__Task statement__
Can the data below be echoed back word for word?

__The records__

════

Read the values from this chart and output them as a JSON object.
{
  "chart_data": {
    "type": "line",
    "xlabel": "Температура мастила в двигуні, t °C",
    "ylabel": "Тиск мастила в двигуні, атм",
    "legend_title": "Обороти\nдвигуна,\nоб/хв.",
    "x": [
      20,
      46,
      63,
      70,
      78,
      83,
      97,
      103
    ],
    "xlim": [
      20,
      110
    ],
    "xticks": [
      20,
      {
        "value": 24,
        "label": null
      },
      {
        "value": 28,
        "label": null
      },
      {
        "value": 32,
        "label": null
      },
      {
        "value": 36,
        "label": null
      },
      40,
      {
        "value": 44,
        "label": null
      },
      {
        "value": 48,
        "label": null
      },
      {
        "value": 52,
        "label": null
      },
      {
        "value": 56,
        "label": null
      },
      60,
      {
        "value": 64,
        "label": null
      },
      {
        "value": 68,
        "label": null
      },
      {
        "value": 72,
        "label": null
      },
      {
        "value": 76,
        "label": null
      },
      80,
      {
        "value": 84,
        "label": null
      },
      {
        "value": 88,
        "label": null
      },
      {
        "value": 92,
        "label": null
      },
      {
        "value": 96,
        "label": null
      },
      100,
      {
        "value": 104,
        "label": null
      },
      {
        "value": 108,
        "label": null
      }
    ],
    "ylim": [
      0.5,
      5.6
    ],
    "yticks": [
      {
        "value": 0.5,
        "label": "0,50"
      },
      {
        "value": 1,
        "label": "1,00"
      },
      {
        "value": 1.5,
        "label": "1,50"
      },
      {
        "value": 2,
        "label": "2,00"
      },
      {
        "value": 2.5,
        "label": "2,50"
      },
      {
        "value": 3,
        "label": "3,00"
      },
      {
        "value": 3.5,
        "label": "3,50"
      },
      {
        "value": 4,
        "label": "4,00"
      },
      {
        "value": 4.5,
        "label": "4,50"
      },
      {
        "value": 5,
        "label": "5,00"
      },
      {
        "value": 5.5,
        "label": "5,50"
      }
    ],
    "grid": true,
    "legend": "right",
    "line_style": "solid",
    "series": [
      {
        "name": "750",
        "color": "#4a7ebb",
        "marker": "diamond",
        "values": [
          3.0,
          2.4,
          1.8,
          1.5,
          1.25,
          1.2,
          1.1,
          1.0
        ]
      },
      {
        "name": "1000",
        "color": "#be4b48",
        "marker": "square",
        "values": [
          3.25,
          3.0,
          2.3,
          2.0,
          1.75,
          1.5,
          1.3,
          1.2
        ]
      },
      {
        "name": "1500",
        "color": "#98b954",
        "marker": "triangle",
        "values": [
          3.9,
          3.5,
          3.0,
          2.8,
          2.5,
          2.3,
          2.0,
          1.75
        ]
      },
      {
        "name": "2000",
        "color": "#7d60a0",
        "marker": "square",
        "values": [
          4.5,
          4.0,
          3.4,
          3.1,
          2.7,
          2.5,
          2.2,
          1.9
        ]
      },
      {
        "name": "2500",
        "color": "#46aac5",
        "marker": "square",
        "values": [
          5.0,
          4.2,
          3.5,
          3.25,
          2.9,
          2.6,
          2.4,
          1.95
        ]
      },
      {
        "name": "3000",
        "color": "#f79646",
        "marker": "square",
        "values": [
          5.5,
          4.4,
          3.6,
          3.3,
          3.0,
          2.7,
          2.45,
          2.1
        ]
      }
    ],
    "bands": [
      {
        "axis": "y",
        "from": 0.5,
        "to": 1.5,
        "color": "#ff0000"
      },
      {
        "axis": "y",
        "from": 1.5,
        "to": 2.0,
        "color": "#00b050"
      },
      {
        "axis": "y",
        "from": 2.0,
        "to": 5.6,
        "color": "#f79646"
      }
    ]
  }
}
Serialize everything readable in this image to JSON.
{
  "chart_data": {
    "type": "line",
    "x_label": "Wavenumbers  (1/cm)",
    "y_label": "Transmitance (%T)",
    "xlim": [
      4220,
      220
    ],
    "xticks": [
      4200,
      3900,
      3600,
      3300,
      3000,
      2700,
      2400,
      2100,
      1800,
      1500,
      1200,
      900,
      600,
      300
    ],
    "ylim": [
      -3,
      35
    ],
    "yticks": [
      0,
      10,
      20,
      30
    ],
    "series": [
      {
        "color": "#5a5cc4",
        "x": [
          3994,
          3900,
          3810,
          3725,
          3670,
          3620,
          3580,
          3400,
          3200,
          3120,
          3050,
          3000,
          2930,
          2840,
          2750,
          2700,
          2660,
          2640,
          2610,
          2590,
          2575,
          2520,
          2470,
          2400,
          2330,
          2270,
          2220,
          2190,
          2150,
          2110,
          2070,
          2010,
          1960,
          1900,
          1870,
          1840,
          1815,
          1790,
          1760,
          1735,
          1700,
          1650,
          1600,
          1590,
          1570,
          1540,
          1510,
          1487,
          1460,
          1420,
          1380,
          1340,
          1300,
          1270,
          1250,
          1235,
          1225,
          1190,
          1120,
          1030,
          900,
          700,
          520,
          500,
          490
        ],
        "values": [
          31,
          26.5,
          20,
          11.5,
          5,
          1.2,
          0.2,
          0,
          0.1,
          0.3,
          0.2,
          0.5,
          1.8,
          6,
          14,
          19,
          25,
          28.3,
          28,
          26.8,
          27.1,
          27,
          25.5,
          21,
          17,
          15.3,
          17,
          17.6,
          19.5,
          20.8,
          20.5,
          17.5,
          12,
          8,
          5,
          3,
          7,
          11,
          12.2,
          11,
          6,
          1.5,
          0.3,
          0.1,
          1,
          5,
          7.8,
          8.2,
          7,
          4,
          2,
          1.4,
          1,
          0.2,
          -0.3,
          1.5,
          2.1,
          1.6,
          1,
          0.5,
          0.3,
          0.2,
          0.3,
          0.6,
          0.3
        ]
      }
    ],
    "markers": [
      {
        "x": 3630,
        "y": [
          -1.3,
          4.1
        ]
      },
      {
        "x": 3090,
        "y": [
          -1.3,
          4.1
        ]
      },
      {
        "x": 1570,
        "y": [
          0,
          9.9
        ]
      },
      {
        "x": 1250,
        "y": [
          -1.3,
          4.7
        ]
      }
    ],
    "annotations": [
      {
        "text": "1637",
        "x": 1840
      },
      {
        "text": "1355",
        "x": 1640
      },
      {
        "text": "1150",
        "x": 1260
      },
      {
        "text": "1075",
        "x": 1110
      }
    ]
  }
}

════

__Result for this task__
Read the values from this chart and output them as a JSON object.
{
  "chart_data": {
    "type": "line",
    "xlabel": "Температура мастила в двигуні, t °C",
    "ylabel": "Тиск мастила в двигуні, атм",
    "legend_title": "Обороти\nдвигуна,\nоб/хв.",
    "x": [
      20,
      46,
      63,
      70,
      78,
      83,
      97,
      103
    ],
    "xlim": [
      20,
      110
    ],
    "xticks": [
      20,
      {
        "value": 24,
        "label": null
      },
      {
        "value": 28,
        "label": null
      },
      {
        "value": 32,
        "label": null
      },
      {
        "value": 36,
        "label": null
      },
      40,
      {
        "value": 44,
        "label": null
      },
      {
        "value": 48,
        "label": null
      },
      {
        "value": 52,
        "label": null
      },
      {
        "value": 56,
        "label": null
      },
      60,
      {
        "value": 64,
        "label": null
      },
      {
        "value": 68,
        "label": null
      },
      {
        "value": 72,
        "label": null
      },
      {
        "value": 76,
        "label": null
      },
      80,
      {
        "value": 84,
        "label": null
      },
      {
        "value": 88,
        "label": null
      },
      {
        "value": 92,
        "label": null
      },
      {
        "value": 96,
        "label": null
      },
      100,
      {
        "value": 104,
        "label": null
      },
      {
        "value": 108,
        "label": null
      }
    ],
    "ylim": [
      0.5,
      5.6
    ],
    "yticks": [
      {
        "value": 0.5,
        "label": "0,50"
      },
      {
        "value": 1,
        "label": "1,00"
      },
      {
        "value": 1.5,
        "label": "1,50"
      },
      {
        "value": 2,
        "label": "2,00"
      },
      {
        "value": 2.5,
        "label": "2,50"
      },
      {
        "value": 3,
        "label": "3,00"
      },
      {
        "value": 3.5,
        "label": "3,50"
      },
      {
        "value": 4,
        "label": "4,00"
      },
      {
        "value": 4.5,
        "label": "4,50"
      },
      {
        "value": 5,
        "label": "5,00"
      },
      {
        "value": 5.5,
        "label": "5,50"
      }
    ],
    "grid": true,
    "legend": "right",
    "line_style": "solid",
    "series": [
      {
        "name": "750",
        "color": "#4a7ebb",
        "marker": "diamond",
        "values": [
          3.0,
          2.4,
          1.8,
          1.5,
          1.25,
          1.2,
          1.1,
          1.0
        ]
      },
      {
        "name": "1000",
        "color": "#be4b48",
        "marker": "square",
        "values": [
          3.25,
          3.0,
          2.3,
          2.0,
          1.75,
          1.5,
          1.3,
          1.2
        ]
      },
      {
        "name": "1500",
        "color": "#98b954",
        "marker": "triangle",
        "values": [
          3.9,
          3.5,
          3.0,
          2.8,
          2.5,
          2.3,
          2.0,
          1.75
        ]
      },
      {
        "name": "2000",
        "color": "#7d60a0",
        "marker": "square",
        "values": [
          4.5,
          4.0,
          3.4,
          3.1,
          2.7,
          2.5,
          2.2,
          1.9
        ]
      },
      {
        "name": "2500",
        "color": "#46aac5",
        "marker": "square",
        "values": [
          5.0,
          4.2,
          3.5,
          3.25,
          2.9,
          2.6,
          2.4,
          1.95
        ]
      },
      {
        "name": "3000",
        "color": "#f79646",
        "marker": "square",
        "values": [
          5.5,
          4.4,
          3.6,
          3.3,
          3.0,
          2.7,
          2.45,
          2.1
        ]
      }
    ],
    "bands": [
      {
        "axis": "y",
        "from": 0.5,
        "to": 1.5,
        "color": "#ff0000"
      },
      {
        "axis": "y",
        "from": 1.5,
        "to": 2.0,
        "color": "#00b050"
      },
      {
        "axis": "y",
        "from": 2.0,
        "to": 5.6,
        "color": "#f79646"
      }
    ]
  }
}
Serialize everything readable in this image to JSON.
{
  "chart_data": {
    "type": "line",
    "x_label": "Wavenumbers  (1/cm)",
    "y_label": "Transmitance (%T)",
    "xlim": [
      4220,
      220
    ],
    "xticks": [
      4200,
      3900,
      3600,
      3300,
      3000,
      2700,
      2400,
      2100,
      1800,
      1500,
      1200,
      900,
      600,
      300
    ],
    "ylim": [
      -3,
      35
    ],
    "yticks": [
      0,
      10,
      20,
      30
    ],
    "series": [
      {
        "color": "#5a5cc4",
        "x": [
          3994,
          3900,
          3810,
          3725,
          3670,
          3620,
          3580,
          3400,
          3200,
          3120,
          3050,
          3000,
          2930,
          2840,
          2750,
          2700,
          2660,
          2640,
          2610,
          2590,
          2575,
          2520,
          2470,
          2400,
          2330,
          2270,
          2220,
          2190,
          2150,
          2110,
          2070,
          2010,
          1960,
          1900,
          1870,
          1840,
          1815,
          1790,
          1760,
          1735,
          1700,
          1650,
          1600,
          1590,
          1570,
          1540,
          1510,
          1487,
          1460,
          1420,
          1380,
          1340,
          1300,
          1270,
          1250,
          1235,
          1225,
          1190,
          1120,
          1030,
          900,
          700,
          520,
          500,
          490
        ],
        "values": [
          31,
          26.5,
          20,
          11.5,
          5,
          1.2,
          0.2,
          0,
          0.1,
          0.3,
          0.2,
          0.5,
          1.8,
          6,
          14,
          19,
          25,
          28.3,
          28,
          26.8,
          27.1,
          27,
          25.5,
          21,
          17,
          15.3,
          17,
          17.6,
          19.5,
          20.8,
          20.5,
          17.5,
          12,
          8,
          5,
          3,
          7,
          11,
          12.2,
          11,
          6,
          1.5,
          0.3,
          0.1,
          1,
          5,
          7.8,
          8.2,
          7,
          4,
          2,
          1.4,
          1,
          0.2,
          -0.3,
          1.5,
          2.1,
          1.6,
          1,
          0.5,
          0.3,
          0.2,
          0.3,
          0.6,
          0.3
        ]
      }
    ],
    "markers": [
      {
        "x": 3630,
        "y": [
          -1.3,
          4.1
        ]
      },
      {
        "x": 3090,
        "y": [
          -1.3,
          4.1
        ]
      },
      {
        "x": 1570,
        "y": [
          0,
          9.9
        ]
      },
      {
        "x": 1250,
        "y": [
          -1.3,
          4.7
        ]
      }
    ],
    "annotations": [
      {
        "text": "1637",
        "x": 1840
      },
      {
        "text": "1355",
        "x": 1640
      },
      {
        "text": "1150",
        "x": 1260
      },
      {
        "text": "1075",
        "x": 1110
      }
    ]
  }
}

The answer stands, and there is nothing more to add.